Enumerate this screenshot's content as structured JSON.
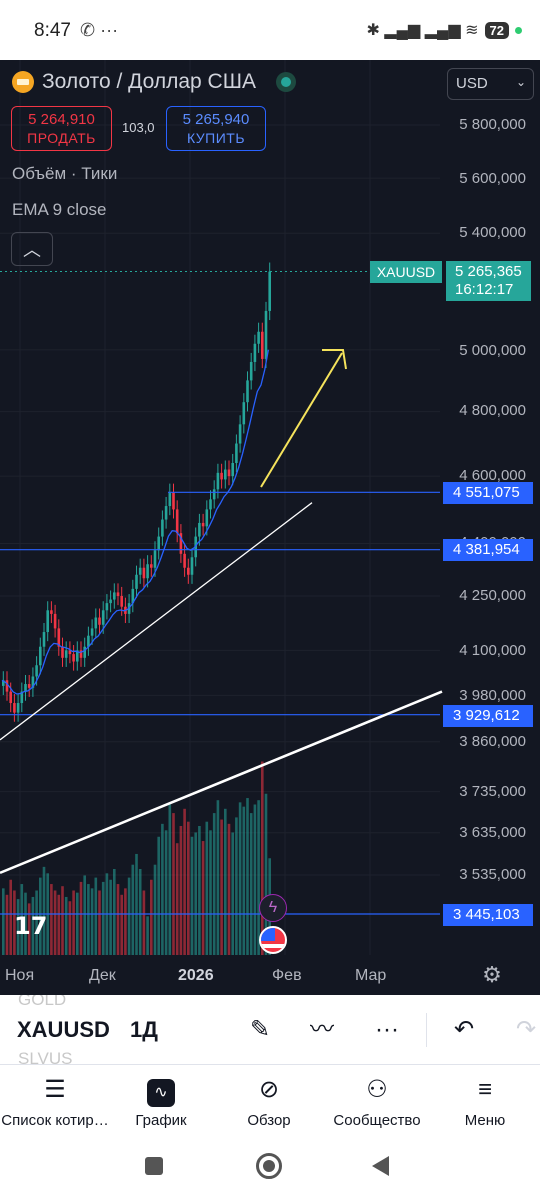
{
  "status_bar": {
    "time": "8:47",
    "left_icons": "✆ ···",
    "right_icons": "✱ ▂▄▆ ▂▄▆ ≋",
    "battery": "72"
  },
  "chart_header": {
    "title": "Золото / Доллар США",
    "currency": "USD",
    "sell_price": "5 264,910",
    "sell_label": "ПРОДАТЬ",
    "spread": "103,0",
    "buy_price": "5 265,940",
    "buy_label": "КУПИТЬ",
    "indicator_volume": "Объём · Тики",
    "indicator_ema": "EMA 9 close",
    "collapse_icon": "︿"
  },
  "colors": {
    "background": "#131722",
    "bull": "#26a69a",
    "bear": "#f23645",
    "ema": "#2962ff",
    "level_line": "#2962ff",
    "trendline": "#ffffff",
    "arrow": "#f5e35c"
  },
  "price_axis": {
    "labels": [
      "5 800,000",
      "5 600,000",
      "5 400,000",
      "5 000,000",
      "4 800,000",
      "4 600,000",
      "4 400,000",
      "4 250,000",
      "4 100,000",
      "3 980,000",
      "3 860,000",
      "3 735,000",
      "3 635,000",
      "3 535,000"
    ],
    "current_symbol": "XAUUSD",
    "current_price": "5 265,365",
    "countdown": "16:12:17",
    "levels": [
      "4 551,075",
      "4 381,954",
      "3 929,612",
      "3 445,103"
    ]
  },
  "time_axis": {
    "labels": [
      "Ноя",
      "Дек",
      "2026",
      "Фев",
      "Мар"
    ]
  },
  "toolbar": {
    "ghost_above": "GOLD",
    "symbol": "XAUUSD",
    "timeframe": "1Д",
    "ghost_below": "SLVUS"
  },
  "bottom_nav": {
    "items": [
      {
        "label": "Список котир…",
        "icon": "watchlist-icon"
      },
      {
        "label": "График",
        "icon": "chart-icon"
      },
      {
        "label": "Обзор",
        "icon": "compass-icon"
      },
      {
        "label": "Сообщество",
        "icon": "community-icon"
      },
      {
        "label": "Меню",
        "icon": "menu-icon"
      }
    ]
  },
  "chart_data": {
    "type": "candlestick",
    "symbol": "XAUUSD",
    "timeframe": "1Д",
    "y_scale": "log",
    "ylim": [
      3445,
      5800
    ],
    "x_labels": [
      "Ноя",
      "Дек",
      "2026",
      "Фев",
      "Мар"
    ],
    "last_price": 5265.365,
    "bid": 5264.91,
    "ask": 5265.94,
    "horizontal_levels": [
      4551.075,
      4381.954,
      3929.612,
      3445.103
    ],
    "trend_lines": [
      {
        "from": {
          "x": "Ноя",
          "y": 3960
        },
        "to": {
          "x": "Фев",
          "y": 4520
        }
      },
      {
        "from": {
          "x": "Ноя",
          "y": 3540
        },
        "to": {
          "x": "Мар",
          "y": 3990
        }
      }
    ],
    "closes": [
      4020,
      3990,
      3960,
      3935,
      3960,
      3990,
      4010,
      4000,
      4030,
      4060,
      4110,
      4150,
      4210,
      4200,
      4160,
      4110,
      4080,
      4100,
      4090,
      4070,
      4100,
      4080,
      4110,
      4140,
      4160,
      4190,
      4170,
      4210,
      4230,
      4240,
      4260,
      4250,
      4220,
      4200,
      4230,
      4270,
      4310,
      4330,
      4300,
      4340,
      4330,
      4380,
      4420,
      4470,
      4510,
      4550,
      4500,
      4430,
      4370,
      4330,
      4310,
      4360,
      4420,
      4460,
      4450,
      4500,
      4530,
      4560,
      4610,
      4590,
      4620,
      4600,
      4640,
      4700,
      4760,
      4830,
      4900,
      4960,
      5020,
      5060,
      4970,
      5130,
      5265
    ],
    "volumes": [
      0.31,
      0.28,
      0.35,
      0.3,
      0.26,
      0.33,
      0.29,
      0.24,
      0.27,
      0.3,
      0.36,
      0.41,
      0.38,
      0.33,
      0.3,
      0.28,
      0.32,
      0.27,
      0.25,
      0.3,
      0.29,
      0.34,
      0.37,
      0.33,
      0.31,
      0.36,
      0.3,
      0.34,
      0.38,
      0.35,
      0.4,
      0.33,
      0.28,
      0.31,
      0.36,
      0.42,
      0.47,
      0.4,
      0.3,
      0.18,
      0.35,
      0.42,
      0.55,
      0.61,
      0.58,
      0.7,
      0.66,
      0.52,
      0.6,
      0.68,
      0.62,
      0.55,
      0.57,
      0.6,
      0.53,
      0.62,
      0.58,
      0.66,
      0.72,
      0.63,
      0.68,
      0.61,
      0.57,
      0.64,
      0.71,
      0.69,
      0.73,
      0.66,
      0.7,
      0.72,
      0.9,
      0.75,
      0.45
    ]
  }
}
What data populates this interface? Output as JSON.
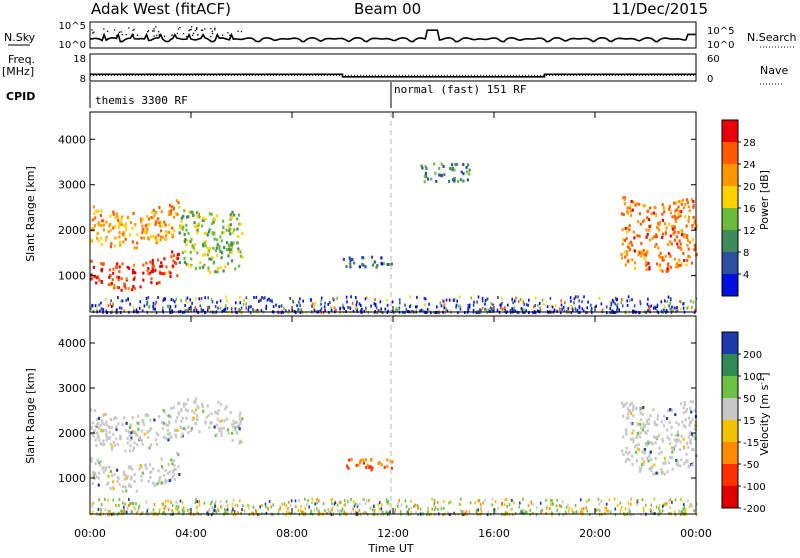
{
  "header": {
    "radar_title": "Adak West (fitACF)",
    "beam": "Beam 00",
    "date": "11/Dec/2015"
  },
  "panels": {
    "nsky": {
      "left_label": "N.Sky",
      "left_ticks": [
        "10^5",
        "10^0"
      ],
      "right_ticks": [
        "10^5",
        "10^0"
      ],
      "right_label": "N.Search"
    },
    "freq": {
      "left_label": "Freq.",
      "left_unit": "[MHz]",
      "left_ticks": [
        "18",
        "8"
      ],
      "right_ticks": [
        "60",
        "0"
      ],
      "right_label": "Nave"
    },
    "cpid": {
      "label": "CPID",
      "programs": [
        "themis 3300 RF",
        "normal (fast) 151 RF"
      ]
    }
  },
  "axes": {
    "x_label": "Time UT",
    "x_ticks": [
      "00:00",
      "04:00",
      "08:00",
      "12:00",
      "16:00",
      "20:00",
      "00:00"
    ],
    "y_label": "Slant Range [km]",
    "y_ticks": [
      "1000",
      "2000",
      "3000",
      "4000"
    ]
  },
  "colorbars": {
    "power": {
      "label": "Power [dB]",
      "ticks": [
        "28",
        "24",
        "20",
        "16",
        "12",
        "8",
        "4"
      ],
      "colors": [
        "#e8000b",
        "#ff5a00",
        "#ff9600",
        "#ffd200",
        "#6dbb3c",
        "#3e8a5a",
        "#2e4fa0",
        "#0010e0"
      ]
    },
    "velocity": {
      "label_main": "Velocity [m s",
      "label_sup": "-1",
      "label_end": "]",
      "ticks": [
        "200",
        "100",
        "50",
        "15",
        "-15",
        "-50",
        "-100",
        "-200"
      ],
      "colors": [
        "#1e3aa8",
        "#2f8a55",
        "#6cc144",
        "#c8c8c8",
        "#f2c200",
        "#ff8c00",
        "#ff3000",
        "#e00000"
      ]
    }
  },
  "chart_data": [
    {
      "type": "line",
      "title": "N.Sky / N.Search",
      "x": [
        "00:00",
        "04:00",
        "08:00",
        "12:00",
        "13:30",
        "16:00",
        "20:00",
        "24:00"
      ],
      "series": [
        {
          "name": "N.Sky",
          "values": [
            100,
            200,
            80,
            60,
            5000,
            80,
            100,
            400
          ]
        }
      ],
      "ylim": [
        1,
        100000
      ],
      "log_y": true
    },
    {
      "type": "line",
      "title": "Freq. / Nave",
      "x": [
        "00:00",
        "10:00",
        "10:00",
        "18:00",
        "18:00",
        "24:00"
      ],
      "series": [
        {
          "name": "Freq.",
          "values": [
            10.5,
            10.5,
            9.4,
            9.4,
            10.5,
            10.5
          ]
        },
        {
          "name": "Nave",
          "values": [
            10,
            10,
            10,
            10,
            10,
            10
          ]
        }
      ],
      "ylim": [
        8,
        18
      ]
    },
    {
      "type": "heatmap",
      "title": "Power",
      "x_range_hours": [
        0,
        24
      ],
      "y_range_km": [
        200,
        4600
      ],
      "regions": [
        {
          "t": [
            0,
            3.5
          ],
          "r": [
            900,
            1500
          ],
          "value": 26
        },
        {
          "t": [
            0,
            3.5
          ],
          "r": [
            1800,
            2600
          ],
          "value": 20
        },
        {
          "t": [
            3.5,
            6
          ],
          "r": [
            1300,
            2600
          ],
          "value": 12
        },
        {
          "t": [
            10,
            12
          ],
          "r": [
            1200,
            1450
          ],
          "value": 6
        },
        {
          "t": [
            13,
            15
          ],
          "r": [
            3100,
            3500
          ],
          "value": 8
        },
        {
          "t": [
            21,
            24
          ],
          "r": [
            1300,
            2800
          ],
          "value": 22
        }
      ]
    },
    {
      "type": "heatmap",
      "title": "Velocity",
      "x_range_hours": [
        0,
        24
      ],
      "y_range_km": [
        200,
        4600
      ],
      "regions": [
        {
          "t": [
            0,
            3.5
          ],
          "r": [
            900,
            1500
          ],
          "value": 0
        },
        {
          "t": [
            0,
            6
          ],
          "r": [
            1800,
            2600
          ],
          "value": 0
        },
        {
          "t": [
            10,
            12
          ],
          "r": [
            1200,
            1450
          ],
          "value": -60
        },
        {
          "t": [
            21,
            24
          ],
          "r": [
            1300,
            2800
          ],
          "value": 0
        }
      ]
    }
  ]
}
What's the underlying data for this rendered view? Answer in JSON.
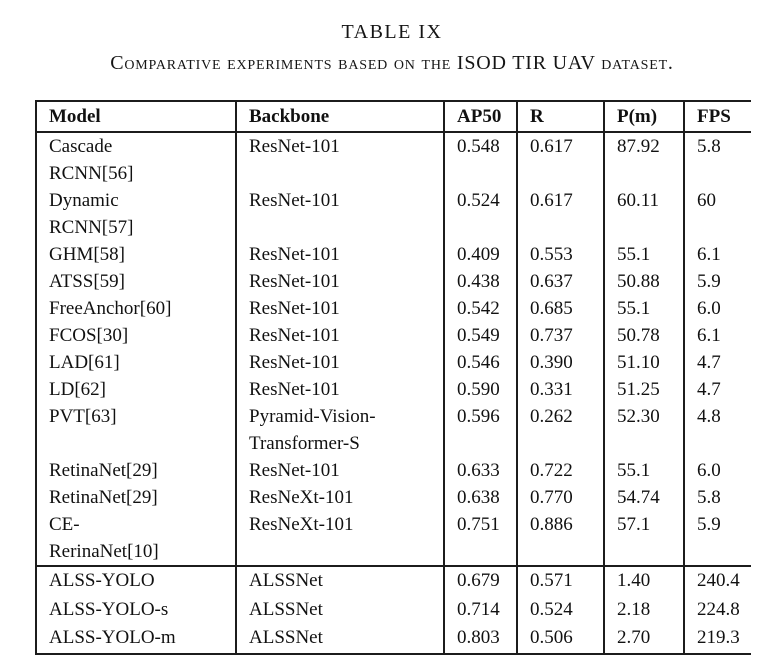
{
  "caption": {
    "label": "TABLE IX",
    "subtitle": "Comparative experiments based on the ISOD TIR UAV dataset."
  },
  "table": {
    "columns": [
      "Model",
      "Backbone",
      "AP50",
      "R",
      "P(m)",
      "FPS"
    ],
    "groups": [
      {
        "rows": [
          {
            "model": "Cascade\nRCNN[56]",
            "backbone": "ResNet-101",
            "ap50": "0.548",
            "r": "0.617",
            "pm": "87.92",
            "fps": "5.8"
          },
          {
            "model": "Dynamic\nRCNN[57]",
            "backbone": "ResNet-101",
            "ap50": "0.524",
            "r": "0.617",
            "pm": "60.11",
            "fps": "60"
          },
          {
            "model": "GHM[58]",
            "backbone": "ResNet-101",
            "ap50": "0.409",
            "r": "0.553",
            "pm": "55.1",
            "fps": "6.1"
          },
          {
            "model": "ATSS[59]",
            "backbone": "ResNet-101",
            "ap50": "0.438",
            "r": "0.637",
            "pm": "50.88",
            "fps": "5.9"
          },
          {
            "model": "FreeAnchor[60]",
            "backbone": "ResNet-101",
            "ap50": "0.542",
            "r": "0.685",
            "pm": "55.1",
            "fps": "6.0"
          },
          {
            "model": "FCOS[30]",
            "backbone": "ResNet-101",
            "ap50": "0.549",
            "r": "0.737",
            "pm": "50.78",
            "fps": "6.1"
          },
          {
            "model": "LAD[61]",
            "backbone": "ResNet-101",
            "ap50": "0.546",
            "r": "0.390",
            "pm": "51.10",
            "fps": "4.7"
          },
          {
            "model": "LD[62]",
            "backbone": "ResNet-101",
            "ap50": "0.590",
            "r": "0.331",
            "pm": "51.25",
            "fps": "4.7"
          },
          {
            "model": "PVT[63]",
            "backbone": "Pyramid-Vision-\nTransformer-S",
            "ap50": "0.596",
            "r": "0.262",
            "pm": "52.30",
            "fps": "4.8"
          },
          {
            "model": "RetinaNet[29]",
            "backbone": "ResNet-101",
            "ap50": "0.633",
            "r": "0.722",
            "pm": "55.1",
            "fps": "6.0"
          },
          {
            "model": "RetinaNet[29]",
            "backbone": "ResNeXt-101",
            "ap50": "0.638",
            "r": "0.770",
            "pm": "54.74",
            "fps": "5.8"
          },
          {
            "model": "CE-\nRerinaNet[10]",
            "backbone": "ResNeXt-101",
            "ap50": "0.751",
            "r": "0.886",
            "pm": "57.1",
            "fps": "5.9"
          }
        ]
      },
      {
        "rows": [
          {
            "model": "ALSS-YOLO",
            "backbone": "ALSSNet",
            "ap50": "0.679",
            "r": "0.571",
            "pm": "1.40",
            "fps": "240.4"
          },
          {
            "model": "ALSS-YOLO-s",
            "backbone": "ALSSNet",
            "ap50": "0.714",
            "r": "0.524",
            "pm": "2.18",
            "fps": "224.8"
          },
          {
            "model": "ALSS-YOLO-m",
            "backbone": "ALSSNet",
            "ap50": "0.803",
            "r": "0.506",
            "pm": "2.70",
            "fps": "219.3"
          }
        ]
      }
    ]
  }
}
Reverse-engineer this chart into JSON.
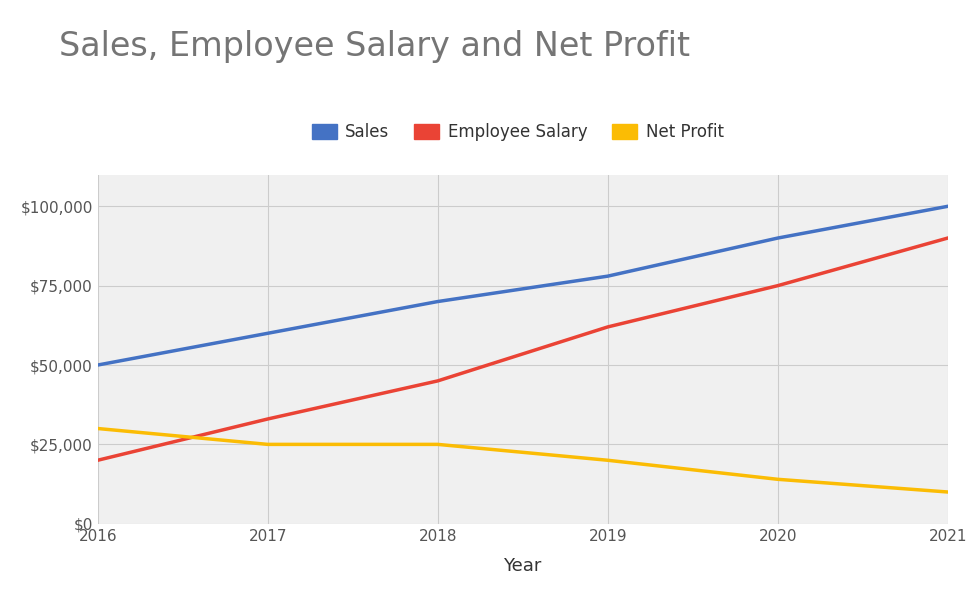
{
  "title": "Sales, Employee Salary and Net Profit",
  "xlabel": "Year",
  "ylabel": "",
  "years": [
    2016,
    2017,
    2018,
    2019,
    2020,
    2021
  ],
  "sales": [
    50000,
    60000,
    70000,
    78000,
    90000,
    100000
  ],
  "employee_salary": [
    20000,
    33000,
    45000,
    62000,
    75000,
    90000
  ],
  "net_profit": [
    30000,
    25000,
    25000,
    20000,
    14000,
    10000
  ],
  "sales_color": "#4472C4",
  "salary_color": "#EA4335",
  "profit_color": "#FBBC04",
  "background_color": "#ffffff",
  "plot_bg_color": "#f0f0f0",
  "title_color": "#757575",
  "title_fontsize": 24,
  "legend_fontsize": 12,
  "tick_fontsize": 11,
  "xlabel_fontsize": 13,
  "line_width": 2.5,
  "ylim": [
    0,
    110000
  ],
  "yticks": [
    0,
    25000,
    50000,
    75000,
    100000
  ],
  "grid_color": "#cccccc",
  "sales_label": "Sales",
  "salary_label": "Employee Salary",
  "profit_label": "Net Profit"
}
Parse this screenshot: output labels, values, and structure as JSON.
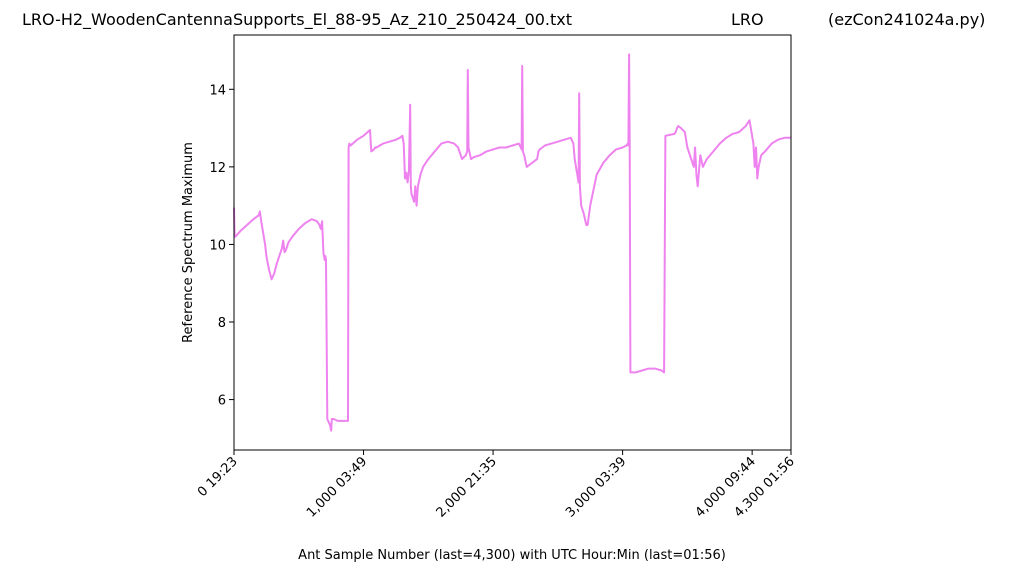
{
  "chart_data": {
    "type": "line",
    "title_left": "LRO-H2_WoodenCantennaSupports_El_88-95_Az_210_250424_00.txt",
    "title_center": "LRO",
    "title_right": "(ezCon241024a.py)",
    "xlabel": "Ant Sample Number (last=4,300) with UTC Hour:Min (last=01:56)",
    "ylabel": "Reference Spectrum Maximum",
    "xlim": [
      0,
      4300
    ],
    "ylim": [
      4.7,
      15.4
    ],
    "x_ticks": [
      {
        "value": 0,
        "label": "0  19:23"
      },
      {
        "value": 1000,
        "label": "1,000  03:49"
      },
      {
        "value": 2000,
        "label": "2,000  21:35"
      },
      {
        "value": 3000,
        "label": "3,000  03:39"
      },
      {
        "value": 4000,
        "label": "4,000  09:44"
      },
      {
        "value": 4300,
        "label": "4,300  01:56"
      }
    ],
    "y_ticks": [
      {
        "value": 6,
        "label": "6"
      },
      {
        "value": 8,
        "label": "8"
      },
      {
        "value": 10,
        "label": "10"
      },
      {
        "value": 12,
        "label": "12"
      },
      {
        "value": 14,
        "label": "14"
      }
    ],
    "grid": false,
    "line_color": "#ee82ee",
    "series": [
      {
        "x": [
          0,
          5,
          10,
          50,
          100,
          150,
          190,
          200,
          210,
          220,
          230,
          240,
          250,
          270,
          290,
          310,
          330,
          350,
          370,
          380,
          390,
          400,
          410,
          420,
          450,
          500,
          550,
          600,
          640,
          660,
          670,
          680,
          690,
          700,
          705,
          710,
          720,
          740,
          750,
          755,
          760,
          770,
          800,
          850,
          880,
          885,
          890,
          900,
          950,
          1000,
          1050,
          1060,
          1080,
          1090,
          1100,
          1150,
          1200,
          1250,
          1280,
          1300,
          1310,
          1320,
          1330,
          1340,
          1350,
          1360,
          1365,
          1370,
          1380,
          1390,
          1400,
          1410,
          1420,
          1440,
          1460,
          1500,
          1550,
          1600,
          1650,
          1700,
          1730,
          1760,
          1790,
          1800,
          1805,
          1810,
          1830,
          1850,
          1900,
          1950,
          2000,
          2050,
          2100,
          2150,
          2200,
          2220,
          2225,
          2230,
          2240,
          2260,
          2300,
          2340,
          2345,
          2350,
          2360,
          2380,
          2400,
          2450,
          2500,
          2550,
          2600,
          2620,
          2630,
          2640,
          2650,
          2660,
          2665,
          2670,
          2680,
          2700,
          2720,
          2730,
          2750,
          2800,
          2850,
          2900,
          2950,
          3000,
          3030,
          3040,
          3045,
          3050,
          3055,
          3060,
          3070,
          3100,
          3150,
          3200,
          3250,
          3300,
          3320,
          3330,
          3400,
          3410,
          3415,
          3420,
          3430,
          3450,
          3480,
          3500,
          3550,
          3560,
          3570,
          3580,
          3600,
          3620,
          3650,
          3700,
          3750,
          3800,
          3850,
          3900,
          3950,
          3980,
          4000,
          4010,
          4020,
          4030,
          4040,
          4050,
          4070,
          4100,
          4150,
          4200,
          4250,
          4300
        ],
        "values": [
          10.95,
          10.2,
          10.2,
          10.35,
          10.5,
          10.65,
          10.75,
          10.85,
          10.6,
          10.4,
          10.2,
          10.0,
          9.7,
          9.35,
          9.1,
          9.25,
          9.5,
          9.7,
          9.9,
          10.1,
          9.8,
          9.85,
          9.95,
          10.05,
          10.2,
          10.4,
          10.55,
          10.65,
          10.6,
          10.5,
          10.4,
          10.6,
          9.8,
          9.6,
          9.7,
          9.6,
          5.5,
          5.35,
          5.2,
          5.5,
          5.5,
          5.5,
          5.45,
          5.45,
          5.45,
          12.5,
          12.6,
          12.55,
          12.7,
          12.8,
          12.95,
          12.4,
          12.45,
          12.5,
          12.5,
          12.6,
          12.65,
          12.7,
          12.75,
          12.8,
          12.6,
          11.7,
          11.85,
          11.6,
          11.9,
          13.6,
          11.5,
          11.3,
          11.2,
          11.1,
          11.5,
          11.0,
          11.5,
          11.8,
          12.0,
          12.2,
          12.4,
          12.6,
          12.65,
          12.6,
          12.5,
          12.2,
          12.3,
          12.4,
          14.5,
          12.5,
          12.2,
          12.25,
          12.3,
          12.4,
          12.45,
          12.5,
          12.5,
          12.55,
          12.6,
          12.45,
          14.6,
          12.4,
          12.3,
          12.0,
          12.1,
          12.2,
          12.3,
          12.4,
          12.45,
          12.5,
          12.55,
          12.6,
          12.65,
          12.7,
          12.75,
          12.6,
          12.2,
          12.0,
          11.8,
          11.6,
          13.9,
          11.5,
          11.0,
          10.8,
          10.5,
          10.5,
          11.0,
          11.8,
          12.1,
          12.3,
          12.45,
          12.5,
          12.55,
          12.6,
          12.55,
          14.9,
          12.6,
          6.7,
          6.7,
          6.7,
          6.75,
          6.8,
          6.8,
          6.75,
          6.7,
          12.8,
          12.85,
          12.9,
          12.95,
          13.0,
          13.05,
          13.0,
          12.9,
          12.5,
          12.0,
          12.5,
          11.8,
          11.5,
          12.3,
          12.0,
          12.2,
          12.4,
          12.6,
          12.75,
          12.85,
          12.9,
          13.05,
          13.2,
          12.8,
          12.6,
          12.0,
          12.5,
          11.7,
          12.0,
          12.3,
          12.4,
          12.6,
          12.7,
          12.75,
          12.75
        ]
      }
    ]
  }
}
= = = =
Direction -
Go through the entries and return each line where the word "Nave" appears.

Complete answer -
      "right_label": "Nave"
      "title": "Freq. / Nave",
          "name": "Nave",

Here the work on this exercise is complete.